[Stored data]
════

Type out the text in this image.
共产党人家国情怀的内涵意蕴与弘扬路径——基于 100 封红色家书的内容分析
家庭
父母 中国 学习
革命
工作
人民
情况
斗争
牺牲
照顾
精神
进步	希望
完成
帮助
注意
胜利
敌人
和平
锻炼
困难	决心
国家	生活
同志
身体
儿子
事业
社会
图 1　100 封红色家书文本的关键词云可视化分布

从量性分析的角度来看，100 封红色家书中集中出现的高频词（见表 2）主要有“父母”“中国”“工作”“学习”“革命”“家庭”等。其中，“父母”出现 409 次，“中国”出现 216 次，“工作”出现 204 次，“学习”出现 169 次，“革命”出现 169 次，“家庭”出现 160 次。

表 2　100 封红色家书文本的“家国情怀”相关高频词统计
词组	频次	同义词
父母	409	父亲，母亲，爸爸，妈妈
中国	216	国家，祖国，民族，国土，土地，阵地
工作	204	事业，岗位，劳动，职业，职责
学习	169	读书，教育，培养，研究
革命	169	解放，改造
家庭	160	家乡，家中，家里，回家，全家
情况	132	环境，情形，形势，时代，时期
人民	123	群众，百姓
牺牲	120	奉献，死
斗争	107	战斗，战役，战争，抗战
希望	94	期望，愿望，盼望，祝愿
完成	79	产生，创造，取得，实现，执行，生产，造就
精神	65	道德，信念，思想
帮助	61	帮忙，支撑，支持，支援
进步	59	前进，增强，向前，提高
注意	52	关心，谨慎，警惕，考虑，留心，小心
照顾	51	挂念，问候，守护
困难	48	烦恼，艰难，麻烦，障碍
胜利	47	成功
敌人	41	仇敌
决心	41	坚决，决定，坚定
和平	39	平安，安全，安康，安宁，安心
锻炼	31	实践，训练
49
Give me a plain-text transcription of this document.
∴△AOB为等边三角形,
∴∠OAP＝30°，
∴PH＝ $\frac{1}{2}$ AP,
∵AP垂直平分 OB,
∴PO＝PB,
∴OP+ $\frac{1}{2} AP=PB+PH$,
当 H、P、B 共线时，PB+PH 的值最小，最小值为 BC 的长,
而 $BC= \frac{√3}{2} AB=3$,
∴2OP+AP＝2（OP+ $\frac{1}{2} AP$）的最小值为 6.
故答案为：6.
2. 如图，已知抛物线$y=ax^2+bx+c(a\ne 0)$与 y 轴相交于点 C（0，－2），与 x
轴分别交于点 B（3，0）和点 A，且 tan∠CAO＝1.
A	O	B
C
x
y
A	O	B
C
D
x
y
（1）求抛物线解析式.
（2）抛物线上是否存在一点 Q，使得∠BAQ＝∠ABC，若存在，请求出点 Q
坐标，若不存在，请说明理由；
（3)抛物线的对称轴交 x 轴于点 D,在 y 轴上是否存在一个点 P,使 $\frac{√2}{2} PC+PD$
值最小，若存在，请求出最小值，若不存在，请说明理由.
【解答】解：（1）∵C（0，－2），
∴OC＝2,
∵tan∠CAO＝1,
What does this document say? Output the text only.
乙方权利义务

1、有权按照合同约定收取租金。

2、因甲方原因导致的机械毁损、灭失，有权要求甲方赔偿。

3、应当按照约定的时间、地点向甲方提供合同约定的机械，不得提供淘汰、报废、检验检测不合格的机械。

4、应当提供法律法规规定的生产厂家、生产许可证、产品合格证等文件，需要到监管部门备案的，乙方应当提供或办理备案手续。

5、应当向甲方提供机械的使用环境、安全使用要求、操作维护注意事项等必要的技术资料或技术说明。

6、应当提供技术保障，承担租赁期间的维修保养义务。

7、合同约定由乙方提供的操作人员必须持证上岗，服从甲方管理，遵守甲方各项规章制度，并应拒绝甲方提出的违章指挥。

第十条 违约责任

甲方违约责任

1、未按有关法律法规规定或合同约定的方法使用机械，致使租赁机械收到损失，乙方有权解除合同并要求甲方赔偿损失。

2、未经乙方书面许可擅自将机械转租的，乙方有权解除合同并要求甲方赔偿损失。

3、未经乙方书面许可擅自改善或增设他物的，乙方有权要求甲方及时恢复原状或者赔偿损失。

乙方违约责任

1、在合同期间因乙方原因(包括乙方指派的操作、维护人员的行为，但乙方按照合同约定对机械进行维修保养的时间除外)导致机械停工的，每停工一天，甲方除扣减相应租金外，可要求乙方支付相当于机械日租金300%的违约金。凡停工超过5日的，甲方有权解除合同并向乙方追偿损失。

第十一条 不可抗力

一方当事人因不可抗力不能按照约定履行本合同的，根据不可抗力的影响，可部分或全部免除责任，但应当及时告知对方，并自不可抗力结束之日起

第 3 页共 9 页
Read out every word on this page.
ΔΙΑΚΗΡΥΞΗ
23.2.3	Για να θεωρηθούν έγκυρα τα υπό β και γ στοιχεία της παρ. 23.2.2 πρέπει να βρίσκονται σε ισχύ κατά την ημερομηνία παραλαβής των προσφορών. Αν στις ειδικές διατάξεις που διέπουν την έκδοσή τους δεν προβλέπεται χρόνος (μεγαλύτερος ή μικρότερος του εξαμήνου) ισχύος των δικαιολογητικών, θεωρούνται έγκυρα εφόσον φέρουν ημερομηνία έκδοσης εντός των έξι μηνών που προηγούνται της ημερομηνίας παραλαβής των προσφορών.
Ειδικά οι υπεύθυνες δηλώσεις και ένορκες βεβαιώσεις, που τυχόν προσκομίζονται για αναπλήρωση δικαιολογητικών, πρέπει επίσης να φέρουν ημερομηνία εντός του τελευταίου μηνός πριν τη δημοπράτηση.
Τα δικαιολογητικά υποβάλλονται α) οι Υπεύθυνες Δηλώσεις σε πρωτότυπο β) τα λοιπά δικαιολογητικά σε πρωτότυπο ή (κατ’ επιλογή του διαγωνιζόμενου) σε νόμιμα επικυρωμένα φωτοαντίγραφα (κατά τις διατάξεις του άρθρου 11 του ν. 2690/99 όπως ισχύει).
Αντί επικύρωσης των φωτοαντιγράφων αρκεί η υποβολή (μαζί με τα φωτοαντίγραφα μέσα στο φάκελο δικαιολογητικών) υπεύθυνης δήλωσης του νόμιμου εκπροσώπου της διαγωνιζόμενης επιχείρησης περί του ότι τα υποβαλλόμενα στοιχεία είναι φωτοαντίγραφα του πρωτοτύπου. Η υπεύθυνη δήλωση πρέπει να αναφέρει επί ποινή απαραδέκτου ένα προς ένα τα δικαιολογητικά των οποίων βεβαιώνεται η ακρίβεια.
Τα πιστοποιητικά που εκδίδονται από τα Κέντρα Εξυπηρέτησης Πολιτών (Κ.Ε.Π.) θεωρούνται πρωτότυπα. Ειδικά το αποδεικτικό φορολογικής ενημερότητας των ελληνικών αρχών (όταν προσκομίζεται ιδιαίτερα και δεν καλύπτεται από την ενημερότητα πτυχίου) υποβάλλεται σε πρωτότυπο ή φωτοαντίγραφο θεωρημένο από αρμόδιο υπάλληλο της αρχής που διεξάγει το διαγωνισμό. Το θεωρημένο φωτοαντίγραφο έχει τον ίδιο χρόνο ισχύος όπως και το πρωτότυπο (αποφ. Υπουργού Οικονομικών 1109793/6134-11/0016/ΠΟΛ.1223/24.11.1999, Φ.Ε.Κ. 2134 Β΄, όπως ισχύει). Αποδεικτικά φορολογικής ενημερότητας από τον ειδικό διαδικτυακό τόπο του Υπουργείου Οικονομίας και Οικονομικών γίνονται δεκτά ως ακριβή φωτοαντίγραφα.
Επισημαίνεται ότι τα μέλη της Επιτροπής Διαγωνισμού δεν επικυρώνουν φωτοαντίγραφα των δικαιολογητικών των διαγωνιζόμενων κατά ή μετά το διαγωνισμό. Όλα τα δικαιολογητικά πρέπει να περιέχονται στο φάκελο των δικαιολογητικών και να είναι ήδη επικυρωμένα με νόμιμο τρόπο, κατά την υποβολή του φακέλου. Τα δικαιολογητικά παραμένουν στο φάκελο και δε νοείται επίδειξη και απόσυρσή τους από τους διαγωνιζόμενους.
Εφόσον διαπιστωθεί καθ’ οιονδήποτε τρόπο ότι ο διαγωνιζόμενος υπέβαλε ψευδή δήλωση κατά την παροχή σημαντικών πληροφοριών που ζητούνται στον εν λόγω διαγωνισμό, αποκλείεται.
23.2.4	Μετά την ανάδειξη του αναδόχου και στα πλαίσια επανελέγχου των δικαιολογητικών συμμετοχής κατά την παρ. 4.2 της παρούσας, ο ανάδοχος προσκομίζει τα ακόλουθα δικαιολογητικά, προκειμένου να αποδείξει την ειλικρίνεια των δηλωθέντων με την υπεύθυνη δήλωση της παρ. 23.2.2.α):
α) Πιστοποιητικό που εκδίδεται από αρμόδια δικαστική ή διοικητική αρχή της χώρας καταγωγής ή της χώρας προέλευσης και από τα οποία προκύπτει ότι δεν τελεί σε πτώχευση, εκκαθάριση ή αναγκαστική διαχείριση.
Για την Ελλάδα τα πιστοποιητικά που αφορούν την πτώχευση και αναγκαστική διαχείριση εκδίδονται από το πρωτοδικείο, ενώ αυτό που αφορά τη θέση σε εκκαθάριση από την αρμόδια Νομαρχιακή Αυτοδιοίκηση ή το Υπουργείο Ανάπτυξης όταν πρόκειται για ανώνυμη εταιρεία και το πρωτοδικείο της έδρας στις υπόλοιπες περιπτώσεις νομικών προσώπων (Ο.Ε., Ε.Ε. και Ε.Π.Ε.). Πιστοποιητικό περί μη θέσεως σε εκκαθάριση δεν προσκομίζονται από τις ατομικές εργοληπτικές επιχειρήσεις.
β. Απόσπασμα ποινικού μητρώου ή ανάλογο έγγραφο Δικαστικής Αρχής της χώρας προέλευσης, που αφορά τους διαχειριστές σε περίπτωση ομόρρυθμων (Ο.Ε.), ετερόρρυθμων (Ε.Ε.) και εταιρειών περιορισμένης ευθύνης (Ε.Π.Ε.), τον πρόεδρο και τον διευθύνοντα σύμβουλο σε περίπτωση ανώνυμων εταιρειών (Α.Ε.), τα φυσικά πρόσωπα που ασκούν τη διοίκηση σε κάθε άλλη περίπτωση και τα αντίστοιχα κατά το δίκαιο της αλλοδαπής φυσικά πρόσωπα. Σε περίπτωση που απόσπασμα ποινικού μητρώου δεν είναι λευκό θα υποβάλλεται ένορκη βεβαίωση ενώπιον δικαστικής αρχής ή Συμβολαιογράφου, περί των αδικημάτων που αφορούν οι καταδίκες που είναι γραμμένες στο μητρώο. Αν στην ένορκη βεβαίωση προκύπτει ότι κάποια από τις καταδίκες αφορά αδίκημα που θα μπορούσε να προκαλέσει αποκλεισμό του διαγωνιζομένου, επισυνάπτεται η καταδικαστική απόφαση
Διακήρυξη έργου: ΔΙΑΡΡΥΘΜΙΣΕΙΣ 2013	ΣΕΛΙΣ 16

════

**Exercise description:** Give the number of lines that carry the word "χώρας", with nothing added.

**Exercise solution:** 2